(Recorded data)
▽
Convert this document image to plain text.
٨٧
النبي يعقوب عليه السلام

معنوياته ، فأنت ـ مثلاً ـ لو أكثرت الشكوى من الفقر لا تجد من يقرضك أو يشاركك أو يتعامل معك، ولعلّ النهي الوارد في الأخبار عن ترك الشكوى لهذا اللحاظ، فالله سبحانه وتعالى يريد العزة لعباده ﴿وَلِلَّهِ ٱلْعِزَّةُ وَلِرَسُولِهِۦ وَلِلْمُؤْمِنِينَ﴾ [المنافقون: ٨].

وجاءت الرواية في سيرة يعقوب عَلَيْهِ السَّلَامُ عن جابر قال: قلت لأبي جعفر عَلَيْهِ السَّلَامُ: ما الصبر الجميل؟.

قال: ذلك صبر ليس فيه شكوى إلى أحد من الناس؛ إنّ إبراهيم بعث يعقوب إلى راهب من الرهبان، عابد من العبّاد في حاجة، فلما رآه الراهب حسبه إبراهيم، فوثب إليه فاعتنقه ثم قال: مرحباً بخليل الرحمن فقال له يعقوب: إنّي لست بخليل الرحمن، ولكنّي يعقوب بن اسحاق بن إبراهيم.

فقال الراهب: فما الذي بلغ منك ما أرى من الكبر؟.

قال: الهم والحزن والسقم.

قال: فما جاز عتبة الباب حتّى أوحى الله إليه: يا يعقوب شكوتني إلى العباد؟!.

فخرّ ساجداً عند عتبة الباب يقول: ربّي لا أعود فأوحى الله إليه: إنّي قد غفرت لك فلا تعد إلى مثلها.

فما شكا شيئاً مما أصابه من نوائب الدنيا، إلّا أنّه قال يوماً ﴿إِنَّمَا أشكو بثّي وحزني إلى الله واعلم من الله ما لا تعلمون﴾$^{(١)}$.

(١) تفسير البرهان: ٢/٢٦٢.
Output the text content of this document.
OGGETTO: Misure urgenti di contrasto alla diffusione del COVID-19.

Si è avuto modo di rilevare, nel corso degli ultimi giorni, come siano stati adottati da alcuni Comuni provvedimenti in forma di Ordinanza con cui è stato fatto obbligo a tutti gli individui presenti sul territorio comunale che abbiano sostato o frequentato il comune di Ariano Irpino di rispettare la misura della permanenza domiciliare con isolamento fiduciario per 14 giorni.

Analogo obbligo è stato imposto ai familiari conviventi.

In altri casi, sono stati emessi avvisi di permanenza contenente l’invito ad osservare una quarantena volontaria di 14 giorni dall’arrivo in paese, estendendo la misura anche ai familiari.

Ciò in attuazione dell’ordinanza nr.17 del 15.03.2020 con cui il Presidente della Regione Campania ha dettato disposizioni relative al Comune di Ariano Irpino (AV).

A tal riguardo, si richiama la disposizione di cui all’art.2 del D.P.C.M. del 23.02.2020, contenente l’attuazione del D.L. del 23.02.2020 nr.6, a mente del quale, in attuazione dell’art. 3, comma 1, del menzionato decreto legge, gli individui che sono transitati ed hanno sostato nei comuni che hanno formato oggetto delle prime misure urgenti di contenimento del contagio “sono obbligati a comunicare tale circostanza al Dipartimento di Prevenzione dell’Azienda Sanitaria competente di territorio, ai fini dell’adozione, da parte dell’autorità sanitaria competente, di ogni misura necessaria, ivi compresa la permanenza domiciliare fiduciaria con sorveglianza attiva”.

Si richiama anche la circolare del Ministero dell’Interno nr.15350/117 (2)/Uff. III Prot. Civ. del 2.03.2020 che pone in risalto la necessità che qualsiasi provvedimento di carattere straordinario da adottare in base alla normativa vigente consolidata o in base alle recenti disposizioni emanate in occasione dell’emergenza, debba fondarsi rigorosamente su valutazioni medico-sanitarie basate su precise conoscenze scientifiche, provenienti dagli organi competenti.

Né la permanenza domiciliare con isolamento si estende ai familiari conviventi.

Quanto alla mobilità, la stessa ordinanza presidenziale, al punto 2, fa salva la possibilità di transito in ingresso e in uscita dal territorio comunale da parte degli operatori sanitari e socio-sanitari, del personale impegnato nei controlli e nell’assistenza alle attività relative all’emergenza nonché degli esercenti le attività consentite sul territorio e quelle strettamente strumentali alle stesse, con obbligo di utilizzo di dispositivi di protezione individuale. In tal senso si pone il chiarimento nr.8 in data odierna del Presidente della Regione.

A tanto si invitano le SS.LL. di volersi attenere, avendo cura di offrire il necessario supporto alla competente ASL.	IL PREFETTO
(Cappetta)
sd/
△
> _EXERCISE AIM_
Write the entries again, exactly as they stand.

> _ANSWER_
Convert this document image to plain text.
٨٧
النبي يعقوب عليه السلام

معنوياته ، فأنت ـ مثلاً ـ لو أكثرت الشكوى من الفقر لا تجد من يقرضك أو يشاركك أو يتعامل معك، ولعلّ النهي الوارد في الأخبار عن ترك الشكوى لهذا اللحاظ، فالله سبحانه وتعالى يريد العزة لعباده ﴿وَلِلَّهِ ٱلْعِزَّةُ وَلِرَسُولِهِۦ وَلِلْمُؤْمِنِينَ﴾ [المنافقون: ٨].

وجاءت الرواية في سيرة يعقوب عَلَيْهِ السَّلَامُ عن جابر قال: قلت لأبي جعفر عَلَيْهِ السَّلَامُ: ما الصبر الجميل؟.

قال: ذلك صبر ليس فيه شكوى إلى أحد من الناس؛ إنّ إبراهيم بعث يعقوب إلى راهب من الرهبان، عابد من العبّاد في حاجة، فلما رآه الراهب حسبه إبراهيم، فوثب إليه فاعتنقه ثم قال: مرحباً بخليل الرحمن فقال له يعقوب: إنّي لست بخليل الرحمن، ولكنّي يعقوب بن اسحاق بن إبراهيم.

فقال الراهب: فما الذي بلغ منك ما أرى من الكبر؟.

قال: الهم والحزن والسقم.

قال: فما جاز عتبة الباب حتّى أوحى الله إليه: يا يعقوب شكوتني إلى العباد؟!.

فخرّ ساجداً عند عتبة الباب يقول: ربّي لا أعود فأوحى الله إليه: إنّي قد غفرت لك فلا تعد إلى مثلها.

فما شكا شيئاً مما أصابه من نوائب الدنيا، إلّا أنّه قال يوماً ﴿إِنَّمَا أشكو بثّي وحزني إلى الله واعلم من الله ما لا تعلمون﴾$^{(١)}$.

(١) تفسير البرهان: ٢/٢٦٢.
Output the text content of this document.
OGGETTO: Misure urgenti di contrasto alla diffusione del COVID-19.

Si è avuto modo di rilevare, nel corso degli ultimi giorni, come siano stati adottati da alcuni Comuni provvedimenti in forma di Ordinanza con cui è stato fatto obbligo a tutti gli individui presenti sul territorio comunale che abbiano sostato o frequentato il comune di Ariano Irpino di rispettare la misura della permanenza domiciliare con isolamento fiduciario per 14 giorni.

Analogo obbligo è stato imposto ai familiari conviventi.

In altri casi, sono stati emessi avvisi di permanenza contenente l’invito ad osservare una quarantena volontaria di 14 giorni dall’arrivo in paese, estendendo la misura anche ai familiari.

Ciò in attuazione dell’ordinanza nr.17 del 15.03.2020 con cui il Presidente della Regione Campania ha dettato disposizioni relative al Comune di Ariano Irpino (AV).

A tal riguardo, si richiama la disposizione di cui all’art.2 del D.P.C.M. del 23.02.2020, contenente l’attuazione del D.L. del 23.02.2020 nr.6, a mente del quale, in attuazione dell’art. 3, comma 1, del menzionato decreto legge, gli individui che sono transitati ed hanno sostato nei comuni che hanno formato oggetto delle prime misure urgenti di contenimento del contagio “sono obbligati a comunicare tale circostanza al Dipartimento di Prevenzione dell’Azienda Sanitaria competente di territorio, ai fini dell’adozione, da parte dell’autorità sanitaria competente, di ogni misura necessaria, ivi compresa la permanenza domiciliare fiduciaria con sorveglianza attiva”.

Si richiama anche la circolare del Ministero dell’Interno nr.15350/117 (2)/Uff. III Prot. Civ. del 2.03.2020 che pone in risalto la necessità che qualsiasi provvedimento di carattere straordinario da adottare in base alla normativa vigente consolidata o in base alle recenti disposizioni emanate in occasione dell’emergenza, debba fondarsi rigorosamente su valutazioni medico-sanitarie basate su precise conoscenze scientifiche, provenienti dagli organi competenti.

Né la permanenza domiciliare con isolamento si estende ai familiari conviventi.

Quanto alla mobilità, la stessa ordinanza presidenziale, al punto 2, fa salva la possibilità di transito in ingresso e in uscita dal territorio comunale da parte degli operatori sanitari e socio-sanitari, del personale impegnato nei controlli e nell’assistenza alle attività relative all’emergenza nonché degli esercenti le attività consentite sul territorio e quelle strettamente strumentali alle stesse, con obbligo di utilizzo di dispositivi di protezione individuale. In tal senso si pone il chiarimento nr.8 in data odierna del Presidente della Regione.

A tanto si invitano le SS.LL. di volersi attenere, avendo cura di offrire il necessario supporto alla competente ASL.	IL PREFETTO
(Cappetta)
sd/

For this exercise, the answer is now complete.